Tally up the lines carrying the string "screenshot" and respond with only the resulting number.
────────────────────────────────────────
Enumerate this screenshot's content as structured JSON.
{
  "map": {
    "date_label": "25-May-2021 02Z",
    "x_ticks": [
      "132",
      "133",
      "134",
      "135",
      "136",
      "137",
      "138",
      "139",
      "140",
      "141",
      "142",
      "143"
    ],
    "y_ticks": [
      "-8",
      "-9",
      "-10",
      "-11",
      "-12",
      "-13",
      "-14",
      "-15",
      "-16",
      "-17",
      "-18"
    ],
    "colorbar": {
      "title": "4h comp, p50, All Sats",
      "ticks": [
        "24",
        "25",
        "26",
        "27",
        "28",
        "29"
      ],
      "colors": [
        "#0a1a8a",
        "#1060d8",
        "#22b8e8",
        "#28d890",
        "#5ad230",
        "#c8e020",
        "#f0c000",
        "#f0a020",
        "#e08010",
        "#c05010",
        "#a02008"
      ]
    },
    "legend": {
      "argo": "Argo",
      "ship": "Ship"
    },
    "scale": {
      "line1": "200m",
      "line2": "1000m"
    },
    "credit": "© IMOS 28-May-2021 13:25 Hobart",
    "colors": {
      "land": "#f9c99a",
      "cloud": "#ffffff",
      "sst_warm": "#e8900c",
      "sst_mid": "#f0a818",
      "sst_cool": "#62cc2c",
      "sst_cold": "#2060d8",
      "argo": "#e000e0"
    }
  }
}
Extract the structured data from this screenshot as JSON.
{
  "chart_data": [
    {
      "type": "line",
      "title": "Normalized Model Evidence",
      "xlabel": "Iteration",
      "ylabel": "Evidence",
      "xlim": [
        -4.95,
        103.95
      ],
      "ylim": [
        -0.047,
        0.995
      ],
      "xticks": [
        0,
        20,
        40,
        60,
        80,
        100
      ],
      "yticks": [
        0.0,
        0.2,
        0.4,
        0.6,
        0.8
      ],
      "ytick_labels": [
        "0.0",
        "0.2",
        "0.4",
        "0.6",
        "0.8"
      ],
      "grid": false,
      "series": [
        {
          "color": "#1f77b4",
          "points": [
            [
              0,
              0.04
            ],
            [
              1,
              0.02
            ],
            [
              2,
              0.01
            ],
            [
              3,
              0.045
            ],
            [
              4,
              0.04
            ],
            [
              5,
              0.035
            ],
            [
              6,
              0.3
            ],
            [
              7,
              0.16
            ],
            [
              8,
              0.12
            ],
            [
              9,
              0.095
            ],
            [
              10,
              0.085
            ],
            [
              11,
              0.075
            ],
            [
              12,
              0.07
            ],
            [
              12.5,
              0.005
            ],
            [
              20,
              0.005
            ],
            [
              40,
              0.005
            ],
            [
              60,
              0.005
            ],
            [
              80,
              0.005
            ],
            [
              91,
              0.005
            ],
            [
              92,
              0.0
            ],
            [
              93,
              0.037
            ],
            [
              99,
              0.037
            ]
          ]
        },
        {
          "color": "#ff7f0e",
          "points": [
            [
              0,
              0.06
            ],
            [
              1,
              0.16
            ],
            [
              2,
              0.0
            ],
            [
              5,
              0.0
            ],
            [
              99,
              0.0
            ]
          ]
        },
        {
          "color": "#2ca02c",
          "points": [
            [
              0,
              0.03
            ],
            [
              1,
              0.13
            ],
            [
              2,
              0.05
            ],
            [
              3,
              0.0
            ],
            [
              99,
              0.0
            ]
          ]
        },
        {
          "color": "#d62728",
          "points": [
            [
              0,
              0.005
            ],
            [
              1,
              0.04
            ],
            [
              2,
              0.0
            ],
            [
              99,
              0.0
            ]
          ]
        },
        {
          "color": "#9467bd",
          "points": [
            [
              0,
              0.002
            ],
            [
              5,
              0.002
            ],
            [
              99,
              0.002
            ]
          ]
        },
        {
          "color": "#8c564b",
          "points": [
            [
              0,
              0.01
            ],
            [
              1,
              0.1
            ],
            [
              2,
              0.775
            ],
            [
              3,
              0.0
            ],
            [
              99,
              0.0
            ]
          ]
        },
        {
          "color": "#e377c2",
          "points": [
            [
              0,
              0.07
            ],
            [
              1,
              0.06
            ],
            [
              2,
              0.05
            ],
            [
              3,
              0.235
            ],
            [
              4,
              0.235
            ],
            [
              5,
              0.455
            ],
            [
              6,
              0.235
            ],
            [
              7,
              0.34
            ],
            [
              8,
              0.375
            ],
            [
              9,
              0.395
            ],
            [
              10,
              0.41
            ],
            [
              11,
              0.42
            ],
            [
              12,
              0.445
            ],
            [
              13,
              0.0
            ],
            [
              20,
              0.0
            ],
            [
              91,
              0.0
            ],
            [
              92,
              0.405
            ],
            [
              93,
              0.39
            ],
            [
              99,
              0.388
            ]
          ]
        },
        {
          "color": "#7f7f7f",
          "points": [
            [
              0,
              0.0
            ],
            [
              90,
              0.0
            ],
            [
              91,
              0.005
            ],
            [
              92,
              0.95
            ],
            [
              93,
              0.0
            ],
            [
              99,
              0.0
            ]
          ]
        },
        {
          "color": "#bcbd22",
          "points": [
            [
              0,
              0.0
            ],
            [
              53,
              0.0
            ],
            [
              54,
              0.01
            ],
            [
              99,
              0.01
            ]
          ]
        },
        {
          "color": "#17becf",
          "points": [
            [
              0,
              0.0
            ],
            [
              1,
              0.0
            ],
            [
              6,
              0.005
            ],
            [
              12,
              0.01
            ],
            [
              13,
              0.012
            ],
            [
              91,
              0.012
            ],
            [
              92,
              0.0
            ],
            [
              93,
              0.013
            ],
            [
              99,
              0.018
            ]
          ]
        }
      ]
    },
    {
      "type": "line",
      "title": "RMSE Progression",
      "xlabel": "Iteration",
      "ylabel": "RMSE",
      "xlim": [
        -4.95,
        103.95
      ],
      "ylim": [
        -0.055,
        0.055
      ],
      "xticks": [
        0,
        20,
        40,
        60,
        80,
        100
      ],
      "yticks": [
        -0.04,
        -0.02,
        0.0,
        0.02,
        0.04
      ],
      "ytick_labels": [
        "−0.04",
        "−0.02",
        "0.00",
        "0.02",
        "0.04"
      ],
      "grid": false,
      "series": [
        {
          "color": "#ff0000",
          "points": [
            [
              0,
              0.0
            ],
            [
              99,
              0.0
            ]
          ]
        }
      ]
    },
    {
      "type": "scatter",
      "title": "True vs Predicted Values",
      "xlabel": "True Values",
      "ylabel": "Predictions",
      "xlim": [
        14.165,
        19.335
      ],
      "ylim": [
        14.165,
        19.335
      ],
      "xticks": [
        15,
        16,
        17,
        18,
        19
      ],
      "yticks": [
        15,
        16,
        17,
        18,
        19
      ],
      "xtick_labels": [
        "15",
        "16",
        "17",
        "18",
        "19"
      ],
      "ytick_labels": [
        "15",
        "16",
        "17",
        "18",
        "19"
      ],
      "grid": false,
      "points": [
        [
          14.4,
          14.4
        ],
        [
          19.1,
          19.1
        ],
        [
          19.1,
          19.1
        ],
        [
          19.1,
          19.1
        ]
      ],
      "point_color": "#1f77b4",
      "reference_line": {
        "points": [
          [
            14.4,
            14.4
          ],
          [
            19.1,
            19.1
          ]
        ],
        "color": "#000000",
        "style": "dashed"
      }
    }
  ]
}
────────────────────────────────────────
Worked solution: 2